--- DÉTAILS DE L'EXERCICE ---
Répondez aux questions suivantes à partir du texte sur les véhicules électriques en Chine.
1. Quelle part des voitures vendues en Chine doit être électrique ou hybride en 2019 ?
2. En quelle année le quota chinois devait-il initialement entrer en vigueur ?
3. À partir de quelle année la France s'est-elle engagée à ne plus vendre de moteurs thermiques sur son sol ?

--- TEXTE À LIRE ---
○ ○ ○ ○ ○ ○ ○
La Chine a annoncé hier une initiative spectaculaire sur les véhicules électriques.

Oui, Pékin exige qu’en 2019, 10% des voitures vendues dans le pays soient 100% électriques ou hybrides, c’est-à-dire contiennent une part significative de motorisation électrique. L’année suivante, ce sera 12% et cela pourrait monter à 20% en 2025. C’est, disons-le, la première fois qu’un marché aussi important décide une telle politique de quota. Si certains Etats américains comme la Californie se sont lancés dans cette voie, le Québec aussi, l’Europe y a réfléchi mais y a renoncé. Pourquoi ? Parce que les constructeurs automobiles ne sont pas très pressés et mettent en avant -et ils ont des arguments- les énormes investissements nécessaires en recherches mais aussi pour basculer vers une production électrique de masse. Qu’on en juge. Dans la mesure où la Chine est devenu le premier marché automobile au monde avec 25 millions de voitures par an, 10%, cela fait deux millions et demi, cinq fois plus qu’aujourd’hui. Les constructeurs américains, allemands, japonais, français, ont du coup obtenu que ce quota, qui devait initialement entrer en vigueur dès 2018 en Chine soit décalé à 2019. Mais la pollution est telle dans les villes chinoises que le pouvoir politique est sous pression forte de son opinion publique. Et la Chine a aussi pris des engagements internationaux sur le climat. Alors, l’Europe en viendra-t-elle en jour aux quotas ? Un jour, probablement. Pour l’instant, la France (Nicolas Hulot) s’est engagée à ce qu’il n’y ait plus de moteurs thermiques vendus sur notre sol en 2040. C’est très ambitieux mais cela semble moins radical. Il est clair que la pollution n’a rien à voir ici avec ce qu’elle est en Chine.
○ ○ ○ ○ ○ ○ ○
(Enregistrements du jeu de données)

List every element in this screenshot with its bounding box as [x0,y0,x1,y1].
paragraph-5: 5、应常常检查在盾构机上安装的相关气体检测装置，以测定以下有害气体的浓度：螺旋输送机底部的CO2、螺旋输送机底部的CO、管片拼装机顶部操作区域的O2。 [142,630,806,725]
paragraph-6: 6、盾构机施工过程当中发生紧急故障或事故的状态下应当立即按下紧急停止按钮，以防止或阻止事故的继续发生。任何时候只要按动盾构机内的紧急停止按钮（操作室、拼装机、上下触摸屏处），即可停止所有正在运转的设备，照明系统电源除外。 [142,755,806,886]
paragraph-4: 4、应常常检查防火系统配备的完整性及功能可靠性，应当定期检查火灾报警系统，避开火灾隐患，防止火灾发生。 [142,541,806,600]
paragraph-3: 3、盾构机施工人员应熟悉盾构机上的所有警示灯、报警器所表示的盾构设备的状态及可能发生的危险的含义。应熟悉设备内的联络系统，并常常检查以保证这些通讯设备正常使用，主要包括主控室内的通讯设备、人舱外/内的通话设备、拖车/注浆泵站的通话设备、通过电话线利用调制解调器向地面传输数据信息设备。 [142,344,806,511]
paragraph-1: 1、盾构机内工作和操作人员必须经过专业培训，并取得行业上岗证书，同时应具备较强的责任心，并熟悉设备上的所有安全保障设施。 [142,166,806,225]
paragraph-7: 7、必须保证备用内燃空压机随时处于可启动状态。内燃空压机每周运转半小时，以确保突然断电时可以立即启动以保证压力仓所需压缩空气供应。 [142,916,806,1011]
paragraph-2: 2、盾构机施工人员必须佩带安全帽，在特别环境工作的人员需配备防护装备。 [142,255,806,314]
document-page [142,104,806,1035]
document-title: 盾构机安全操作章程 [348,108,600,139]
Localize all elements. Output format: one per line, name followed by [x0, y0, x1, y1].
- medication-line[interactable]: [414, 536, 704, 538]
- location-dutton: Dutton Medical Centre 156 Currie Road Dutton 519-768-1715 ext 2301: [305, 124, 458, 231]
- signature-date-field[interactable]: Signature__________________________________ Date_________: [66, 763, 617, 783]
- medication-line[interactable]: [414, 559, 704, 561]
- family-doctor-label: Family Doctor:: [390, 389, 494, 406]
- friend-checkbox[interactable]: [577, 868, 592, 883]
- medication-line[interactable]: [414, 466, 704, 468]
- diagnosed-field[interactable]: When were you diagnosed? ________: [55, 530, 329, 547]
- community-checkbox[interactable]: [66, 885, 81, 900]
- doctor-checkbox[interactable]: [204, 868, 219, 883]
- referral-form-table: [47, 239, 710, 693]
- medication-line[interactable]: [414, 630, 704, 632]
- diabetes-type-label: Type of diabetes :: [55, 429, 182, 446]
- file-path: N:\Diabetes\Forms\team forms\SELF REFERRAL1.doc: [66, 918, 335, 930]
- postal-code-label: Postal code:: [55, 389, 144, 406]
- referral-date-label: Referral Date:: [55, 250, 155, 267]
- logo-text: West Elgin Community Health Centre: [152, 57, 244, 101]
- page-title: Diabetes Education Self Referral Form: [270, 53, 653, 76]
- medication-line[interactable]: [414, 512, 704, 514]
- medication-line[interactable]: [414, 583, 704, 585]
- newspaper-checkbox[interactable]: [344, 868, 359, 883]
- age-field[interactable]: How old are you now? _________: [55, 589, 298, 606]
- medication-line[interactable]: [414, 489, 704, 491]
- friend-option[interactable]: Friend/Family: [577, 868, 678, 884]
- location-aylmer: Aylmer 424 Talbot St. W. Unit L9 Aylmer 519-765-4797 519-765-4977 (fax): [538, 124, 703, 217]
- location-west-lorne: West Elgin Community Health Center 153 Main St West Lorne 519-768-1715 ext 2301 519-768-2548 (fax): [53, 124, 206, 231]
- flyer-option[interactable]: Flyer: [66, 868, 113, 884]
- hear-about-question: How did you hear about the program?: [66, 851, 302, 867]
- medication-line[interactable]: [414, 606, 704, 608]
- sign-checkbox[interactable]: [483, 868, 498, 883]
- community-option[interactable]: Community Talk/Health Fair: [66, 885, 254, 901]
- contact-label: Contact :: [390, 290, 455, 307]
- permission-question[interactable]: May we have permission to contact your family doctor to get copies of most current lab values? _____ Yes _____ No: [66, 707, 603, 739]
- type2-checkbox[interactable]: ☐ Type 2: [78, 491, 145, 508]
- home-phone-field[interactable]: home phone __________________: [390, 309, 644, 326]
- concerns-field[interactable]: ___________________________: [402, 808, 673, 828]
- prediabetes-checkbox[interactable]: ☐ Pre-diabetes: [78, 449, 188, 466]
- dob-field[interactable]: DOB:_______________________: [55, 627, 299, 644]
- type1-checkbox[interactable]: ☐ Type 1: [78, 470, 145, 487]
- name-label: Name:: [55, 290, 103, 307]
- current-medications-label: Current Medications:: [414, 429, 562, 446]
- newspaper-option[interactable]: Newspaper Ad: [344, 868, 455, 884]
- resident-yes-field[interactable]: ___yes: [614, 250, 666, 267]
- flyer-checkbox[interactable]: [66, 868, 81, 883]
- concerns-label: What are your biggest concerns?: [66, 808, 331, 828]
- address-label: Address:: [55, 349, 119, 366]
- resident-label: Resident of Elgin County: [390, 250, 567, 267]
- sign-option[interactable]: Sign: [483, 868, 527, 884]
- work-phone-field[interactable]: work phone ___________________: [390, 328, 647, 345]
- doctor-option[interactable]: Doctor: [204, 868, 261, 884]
○ ○ ○ ○ ○ ○ ○
--- PARTIE RÉPONSE ---
1. En 2019, 10 % des voitures vendues en Chine doivent être 100 % électriques ou hybrides.
2. Le quota devait initialement entrer en vigueur dès 2018.
3. La France s'est engagée à ce qu'il n'y ait plus de moteurs thermiques vendus sur son sol en 2040.